• WHAT IS BEING ASKED:
Transcribe the full listing below exactly.

• MATERIAL SHOWN:
○ ○ ○

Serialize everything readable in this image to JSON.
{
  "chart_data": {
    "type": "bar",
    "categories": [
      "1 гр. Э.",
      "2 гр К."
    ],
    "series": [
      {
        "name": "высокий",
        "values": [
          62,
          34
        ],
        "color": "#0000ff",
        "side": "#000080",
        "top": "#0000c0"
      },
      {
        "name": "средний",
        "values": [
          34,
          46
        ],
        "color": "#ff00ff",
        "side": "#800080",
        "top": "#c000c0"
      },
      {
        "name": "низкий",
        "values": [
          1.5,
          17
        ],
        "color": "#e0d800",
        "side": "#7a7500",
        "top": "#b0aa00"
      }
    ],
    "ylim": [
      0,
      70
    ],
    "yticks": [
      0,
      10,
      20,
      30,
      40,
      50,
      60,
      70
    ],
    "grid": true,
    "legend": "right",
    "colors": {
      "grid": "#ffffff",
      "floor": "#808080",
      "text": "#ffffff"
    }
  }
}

○ ○ ○

• SOLUTION TO THIS EXERCISE:
Serialize everything readable in this image to JSON.
{
  "chart_data": {
    "type": "bar",
    "categories": [
      "1 гр. Э.",
      "2 гр К."
    ],
    "series": [
      {
        "name": "высокий",
        "values": [
          62,
          34
        ],
        "color": "#0000ff",
        "side": "#000080",
        "top": "#0000c0"
      },
      {
        "name": "средний",
        "values": [
          34,
          46
        ],
        "color": "#ff00ff",
        "side": "#800080",
        "top": "#c000c0"
      },
      {
        "name": "низкий",
        "values": [
          1.5,
          17
        ],
        "color": "#e0d800",
        "side": "#7a7500",
        "top": "#b0aa00"
      }
    ],
    "ylim": [
      0,
      70
    ],
    "yticks": [
      0,
      10,
      20,
      30,
      40,
      50,
      60,
      70
    ],
    "grid": true,
    "legend": "right",
    "colors": {
      "grid": "#ffffff",
      "floor": "#808080",
      "text": "#ffffff"
    }
  }
}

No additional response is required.